* Start The input *
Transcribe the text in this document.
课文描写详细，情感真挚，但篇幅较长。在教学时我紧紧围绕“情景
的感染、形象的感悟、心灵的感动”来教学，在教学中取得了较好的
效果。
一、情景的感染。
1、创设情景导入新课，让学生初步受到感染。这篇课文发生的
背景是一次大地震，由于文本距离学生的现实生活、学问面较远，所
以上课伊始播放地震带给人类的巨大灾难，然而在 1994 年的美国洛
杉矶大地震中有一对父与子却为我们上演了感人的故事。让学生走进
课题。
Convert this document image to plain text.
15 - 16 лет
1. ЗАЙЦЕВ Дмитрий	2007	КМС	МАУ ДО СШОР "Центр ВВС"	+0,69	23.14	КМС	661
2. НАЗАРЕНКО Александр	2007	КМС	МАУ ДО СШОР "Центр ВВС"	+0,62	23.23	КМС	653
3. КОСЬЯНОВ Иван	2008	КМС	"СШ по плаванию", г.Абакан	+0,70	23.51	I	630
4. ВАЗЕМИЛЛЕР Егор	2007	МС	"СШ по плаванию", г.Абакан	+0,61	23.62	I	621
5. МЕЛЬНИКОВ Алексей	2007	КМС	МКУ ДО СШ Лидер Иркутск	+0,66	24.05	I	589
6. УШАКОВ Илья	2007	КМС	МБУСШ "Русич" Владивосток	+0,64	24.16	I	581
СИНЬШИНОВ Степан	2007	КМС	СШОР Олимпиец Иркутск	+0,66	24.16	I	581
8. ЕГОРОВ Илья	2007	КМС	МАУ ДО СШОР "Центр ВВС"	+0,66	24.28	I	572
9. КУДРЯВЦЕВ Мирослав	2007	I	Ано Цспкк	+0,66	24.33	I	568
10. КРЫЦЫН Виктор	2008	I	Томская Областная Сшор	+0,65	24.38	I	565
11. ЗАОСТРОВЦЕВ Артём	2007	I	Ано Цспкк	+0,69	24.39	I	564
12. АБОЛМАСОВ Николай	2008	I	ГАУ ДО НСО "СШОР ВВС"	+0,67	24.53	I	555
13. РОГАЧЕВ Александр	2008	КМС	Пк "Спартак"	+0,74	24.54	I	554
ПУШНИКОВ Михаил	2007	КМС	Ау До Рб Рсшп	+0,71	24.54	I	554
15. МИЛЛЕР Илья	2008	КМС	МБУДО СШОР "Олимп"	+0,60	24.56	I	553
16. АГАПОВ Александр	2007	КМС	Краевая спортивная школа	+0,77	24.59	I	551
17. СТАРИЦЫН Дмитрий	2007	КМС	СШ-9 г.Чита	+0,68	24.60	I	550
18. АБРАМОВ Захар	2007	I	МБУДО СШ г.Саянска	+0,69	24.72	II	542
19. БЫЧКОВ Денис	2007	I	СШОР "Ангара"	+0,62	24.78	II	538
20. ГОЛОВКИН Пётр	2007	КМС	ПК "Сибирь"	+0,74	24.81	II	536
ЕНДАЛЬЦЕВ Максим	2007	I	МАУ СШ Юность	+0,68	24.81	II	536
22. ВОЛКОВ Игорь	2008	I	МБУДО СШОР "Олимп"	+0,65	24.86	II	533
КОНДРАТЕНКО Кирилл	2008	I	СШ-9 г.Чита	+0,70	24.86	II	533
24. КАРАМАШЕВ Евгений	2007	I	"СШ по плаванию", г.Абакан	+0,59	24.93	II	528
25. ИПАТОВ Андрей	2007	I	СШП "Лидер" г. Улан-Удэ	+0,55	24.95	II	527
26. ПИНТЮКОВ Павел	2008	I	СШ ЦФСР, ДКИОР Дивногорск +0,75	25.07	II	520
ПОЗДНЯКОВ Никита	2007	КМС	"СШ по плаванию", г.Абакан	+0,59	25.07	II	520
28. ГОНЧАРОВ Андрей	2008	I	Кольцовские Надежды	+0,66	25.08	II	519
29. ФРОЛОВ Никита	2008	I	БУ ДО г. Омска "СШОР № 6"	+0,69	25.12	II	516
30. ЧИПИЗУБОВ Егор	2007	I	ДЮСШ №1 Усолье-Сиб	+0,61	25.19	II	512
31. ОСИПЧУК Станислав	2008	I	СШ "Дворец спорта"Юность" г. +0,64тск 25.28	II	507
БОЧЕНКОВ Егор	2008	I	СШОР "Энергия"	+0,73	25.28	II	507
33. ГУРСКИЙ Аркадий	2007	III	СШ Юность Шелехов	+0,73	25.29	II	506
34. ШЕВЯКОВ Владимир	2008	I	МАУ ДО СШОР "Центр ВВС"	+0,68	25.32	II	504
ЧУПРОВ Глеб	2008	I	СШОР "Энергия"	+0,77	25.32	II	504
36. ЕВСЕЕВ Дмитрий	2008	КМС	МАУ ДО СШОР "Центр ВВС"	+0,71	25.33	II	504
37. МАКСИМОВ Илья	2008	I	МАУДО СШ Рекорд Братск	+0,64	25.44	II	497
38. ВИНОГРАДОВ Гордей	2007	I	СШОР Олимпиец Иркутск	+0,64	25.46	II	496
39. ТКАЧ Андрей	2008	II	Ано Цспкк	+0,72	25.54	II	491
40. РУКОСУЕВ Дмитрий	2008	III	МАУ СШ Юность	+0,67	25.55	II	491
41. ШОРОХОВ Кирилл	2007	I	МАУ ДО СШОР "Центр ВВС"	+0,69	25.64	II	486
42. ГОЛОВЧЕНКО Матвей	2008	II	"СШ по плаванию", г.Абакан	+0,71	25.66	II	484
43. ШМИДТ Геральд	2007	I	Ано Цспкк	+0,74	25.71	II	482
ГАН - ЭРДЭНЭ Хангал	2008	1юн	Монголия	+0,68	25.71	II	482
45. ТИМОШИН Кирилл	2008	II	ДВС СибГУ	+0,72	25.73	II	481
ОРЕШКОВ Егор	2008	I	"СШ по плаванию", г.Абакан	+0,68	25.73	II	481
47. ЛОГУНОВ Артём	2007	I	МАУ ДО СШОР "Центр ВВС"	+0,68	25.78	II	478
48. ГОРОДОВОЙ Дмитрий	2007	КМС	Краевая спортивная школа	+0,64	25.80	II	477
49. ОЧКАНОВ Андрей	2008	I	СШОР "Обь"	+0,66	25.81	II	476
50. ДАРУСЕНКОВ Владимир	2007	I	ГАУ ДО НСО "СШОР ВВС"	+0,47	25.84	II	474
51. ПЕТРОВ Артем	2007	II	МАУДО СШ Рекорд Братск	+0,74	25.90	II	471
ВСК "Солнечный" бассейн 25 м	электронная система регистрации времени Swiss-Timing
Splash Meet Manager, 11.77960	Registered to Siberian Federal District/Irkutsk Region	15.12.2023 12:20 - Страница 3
* End The input *
[Task]
Pick out each line above that includes "Владимир" and show it.

[Answer to this task]
34. ШЕВЯКОВ Владимир	2008	I	МАУ ДО СШОР "Центр ВВС"	+0,68	25.32	II	504
50. ДАРУСЕНКОВ Владимир	2007	I	ГАУ ДО НСО "СШОР ВВС"	+0,47	25.84	II	474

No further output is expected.